#### [WHAT YOU ARE ASKED TO DO]
Give only the number of lines in the data that contain the word "this".

#### [DATA ROWS]
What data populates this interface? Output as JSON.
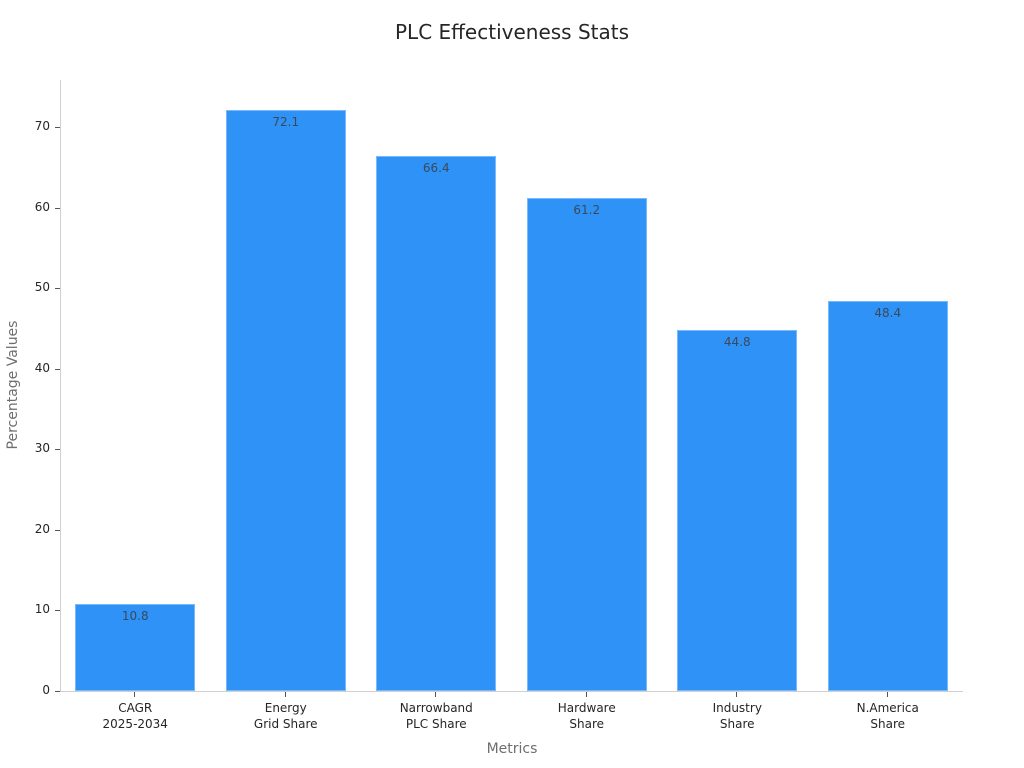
{
  "chart_data": {
    "type": "bar",
    "title": "PLC Effectiveness Stats",
    "xlabel": "Metrics",
    "ylabel": "Percentage Values",
    "categories": [
      "CAGR\n2025-2034",
      "Energy\nGrid Share",
      "Narrowband\nPLC Share",
      "Hardware\nShare",
      "Industry\nShare",
      "N.America\nShare"
    ],
    "values": [
      10.8,
      72.1,
      66.4,
      61.2,
      44.8,
      48.4
    ],
    "value_labels": [
      "10.8",
      "72.1",
      "66.4",
      "61.2",
      "44.8",
      "48.4"
    ],
    "yticks": [
      0,
      10,
      20,
      30,
      40,
      50,
      60,
      70
    ],
    "ylim": [
      0,
      75.8
    ],
    "grid": false,
    "legend": null,
    "bar_color": "#2f92f7"
  }
}
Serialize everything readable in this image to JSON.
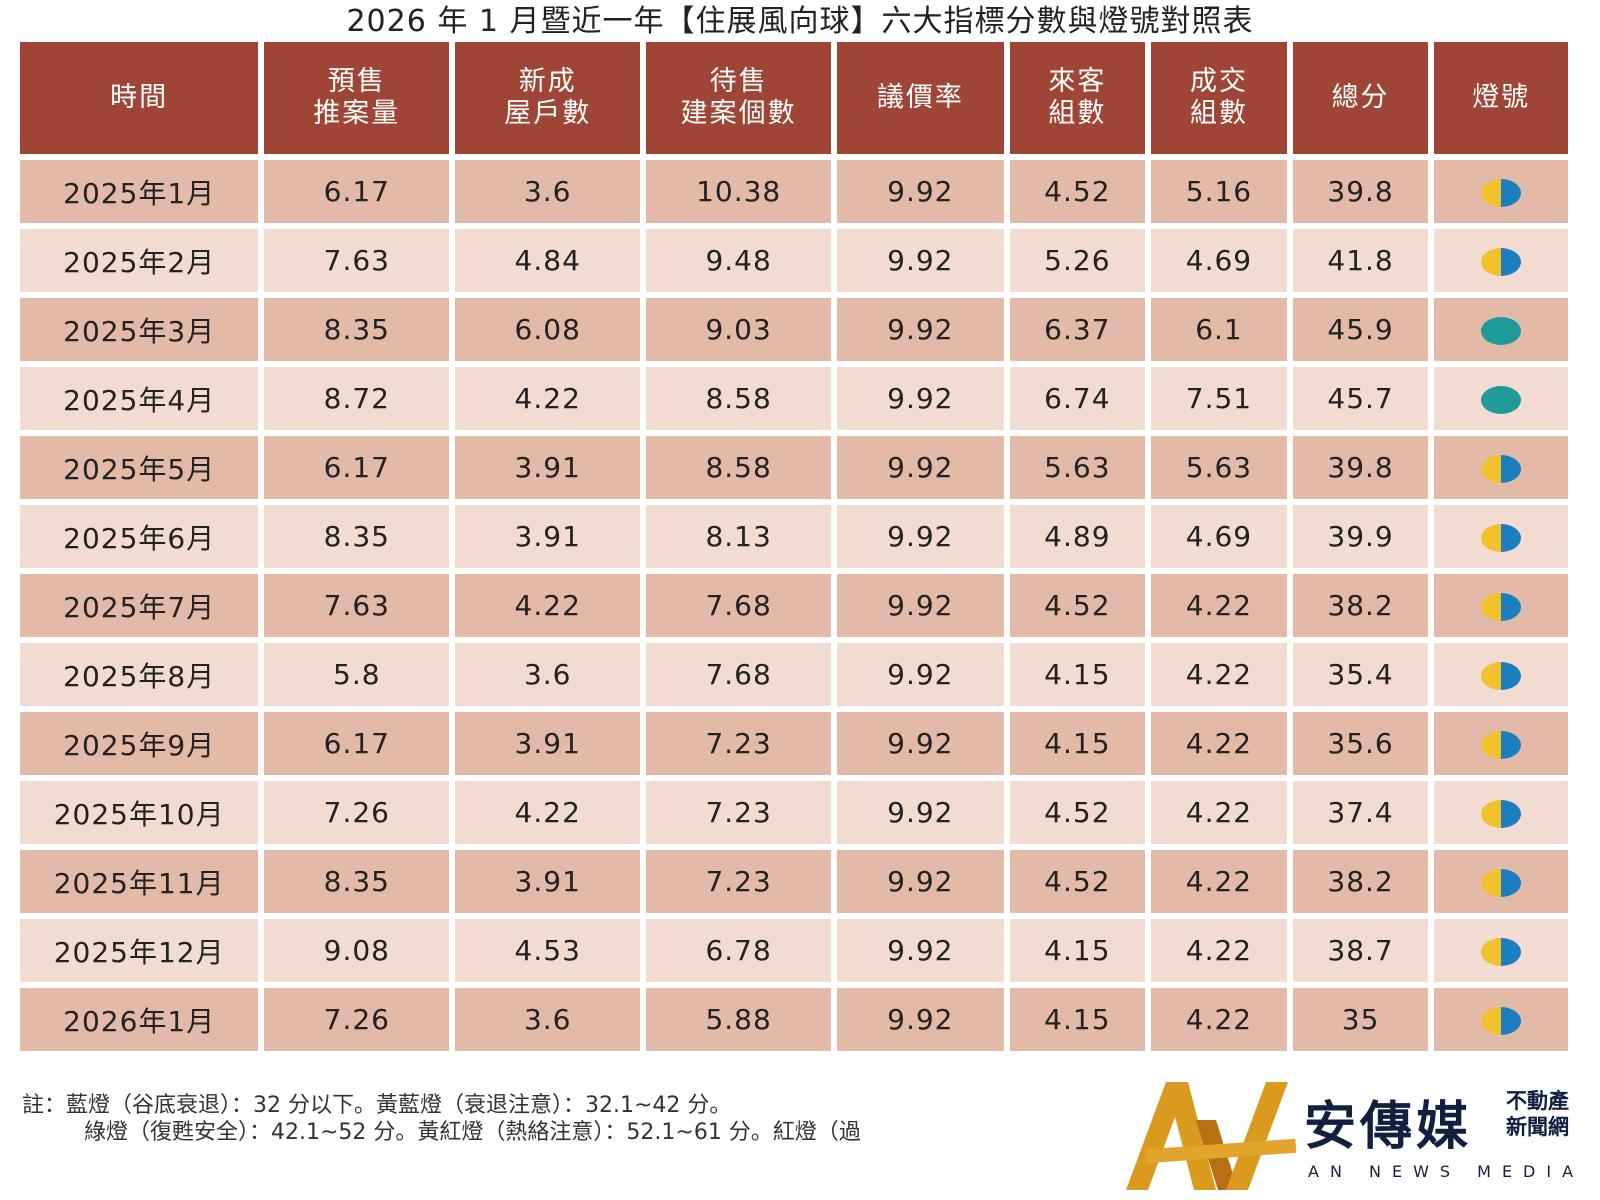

#### [SOLUTION TO THE PROBLEM]
2